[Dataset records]
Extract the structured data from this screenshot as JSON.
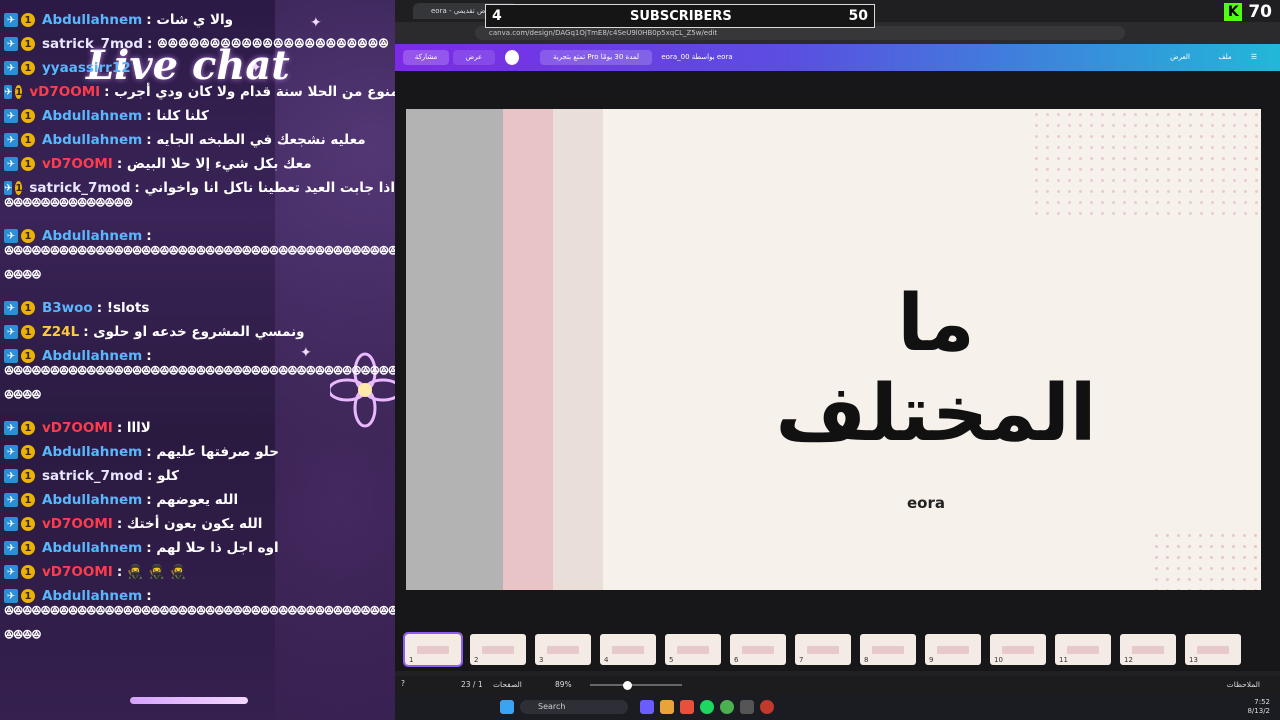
{
  "chat": {
    "title": "Live chat",
    "messages": [
      {
        "user": "Abdullahnem",
        "text": ": والا ي شات",
        "color": "#59b7ff"
      },
      {
        "user": "satrick_7mod",
        "text": ": ꔮꔮꔮꔮꔮꔮꔮꔮꔮꔮꔮꔮꔮꔮꔮꔮꔮꔮꔮꔮꔮꔮ",
        "color": "#eae6ff"
      },
      {
        "user": "yyaassirr12",
        "text": "",
        "color": "#59b7ff"
      },
      {
        "user": "vD7OOMI",
        "text": ": أنا ممنوع من الحلا سنة قدام ولا كان ودي أجرب",
        "color": "#ff3c4c"
      },
      {
        "user": "Abdullahnem",
        "text": ": كلنا كلنا",
        "color": "#59b7ff"
      },
      {
        "user": "Abdullahnem",
        "text": ": معليه نشجعك في الطبخه الجايه",
        "color": "#59b7ff"
      },
      {
        "user": "vD7OOMI",
        "text": ": معك بكل شيء إلا حلا البيض",
        "color": "#ff3c4c"
      },
      {
        "user": "satrick_7mod",
        "text": ": عادي سوي زي اختي اذا جابت العيد تعطينا ناكل انا واخواني",
        "color": "#eae6ff"
      },
      {
        "wrap": "ꔮꔮꔮꔮꔮꔮꔮꔮꔮꔮꔮꔮꔮꔮ"
      },
      {
        "user": "Abdullahnem",
        "text": ":",
        "color": "#59b7ff"
      },
      {
        "wrap": "ꔮꔮꔮꔮꔮꔮꔮꔮꔮꔮꔮꔮꔮꔮꔮꔮꔮꔮꔮꔮꔮꔮꔮꔮꔮꔮꔮꔮꔮꔮꔮꔮꔮꔮꔮꔮꔮꔮꔮꔮꔮꔮꔮꔮꔮꔮꔮꔮꔮꔮꔮꔮꔮꔮꔮꔮꔮꔮꔮꔮ"
      },
      {
        "wrap": "ꔮꔮꔮꔮ"
      },
      {
        "user": "B3woo",
        "text": ": !slots",
        "color": "#59b7ff"
      },
      {
        "user": "Z24L",
        "text": ": ونمسي المشروع خدعه او حلوى",
        "color": "#ffcb3c"
      },
      {
        "user": "Abdullahnem",
        "text": ":",
        "color": "#59b7ff"
      },
      {
        "wrap": "ꔮꔮꔮꔮꔮꔮꔮꔮꔮꔮꔮꔮꔮꔮꔮꔮꔮꔮꔮꔮꔮꔮꔮꔮꔮꔮꔮꔮꔮꔮꔮꔮꔮꔮꔮꔮꔮꔮꔮꔮꔮꔮꔮꔮꔮꔮꔮꔮꔮꔮꔮꔮꔮꔮꔮꔮꔮꔮꔮꔮ"
      },
      {
        "wrap": "ꔮꔮꔮꔮ"
      },
      {
        "user": "vD7OOMI",
        "text": ": لاااا",
        "color": "#ff3c4c"
      },
      {
        "user": "Abdullahnem",
        "text": ": حلو صرفتها عليهم",
        "color": "#59b7ff"
      },
      {
        "user": "satrick_7mod",
        "text": ": كلو",
        "color": "#eae6ff"
      },
      {
        "user": "Abdullahnem",
        "text": ": الله يعوضهم",
        "color": "#59b7ff"
      },
      {
        "user": "vD7OOMI",
        "text": ": الله يكون بعون أختك",
        "color": "#ff3c4c"
      },
      {
        "user": "Abdullahnem",
        "text": ": اوه اجل ذا حلا لهم",
        "color": "#59b7ff"
      },
      {
        "user": "vD7OOMI",
        "text": ": 🥷 🥷 🥷",
        "color": "#ff3c4c"
      },
      {
        "user": "Abdullahnem",
        "text": ":",
        "color": "#59b7ff"
      },
      {
        "wrap": "ꔮꔮꔮꔮꔮꔮꔮꔮꔮꔮꔮꔮꔮꔮꔮꔮꔮꔮꔮꔮꔮꔮꔮꔮꔮꔮꔮꔮꔮꔮꔮꔮꔮꔮꔮꔮꔮꔮꔮꔮꔮꔮꔮꔮꔮꔮꔮꔮꔮꔮꔮꔮꔮꔮꔮꔮꔮꔮꔮꔮ"
      },
      {
        "wrap": "ꔮꔮꔮꔮ"
      }
    ]
  },
  "overlay": {
    "left_number": "4",
    "label": "SUBSCRIBERS",
    "right_number": "50",
    "kick_logo": "K",
    "kick_count": "70"
  },
  "browser": {
    "tab_title": "eora - عرض تقديمي",
    "url": "canva.com/design/DAGq1OjTmE8/c4SeU9l0HB0p5xqCL_Z5w/edit"
  },
  "canva": {
    "file_label": "ملف",
    "present_label": "العرض",
    "project_name": "eora_00 بواسطة eora",
    "pro_trial": "تمتع بتجربة Pro لمدة 30 يومًا",
    "view_label": "عرض",
    "share_label": "مشاركة"
  },
  "slide": {
    "title": "ما المختلف",
    "subtitle": "eora"
  },
  "thumbnails": [
    "1",
    "2",
    "3",
    "4",
    "5",
    "6",
    "7",
    "8",
    "9",
    "10",
    "11",
    "12",
    "13"
  ],
  "statusbar": {
    "zoom": "89%",
    "pages": "23 / 1",
    "pages_label": "الصفحات",
    "notes_label": "الملاحظات"
  },
  "taskbar": {
    "search": "Search",
    "time": "7:52",
    "date": "8/13/2"
  },
  "icons": [
    "mod-badge-icon",
    "coin-badge-icon",
    "crown-badge-icon",
    "vip-badge-icon",
    "kick-logo-icon",
    "windows-start-icon",
    "search-icon"
  ]
}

== To do ==
Provide the number of lines in these entries that hold the word "canva", without any accompanying text.

== Complete response ==
2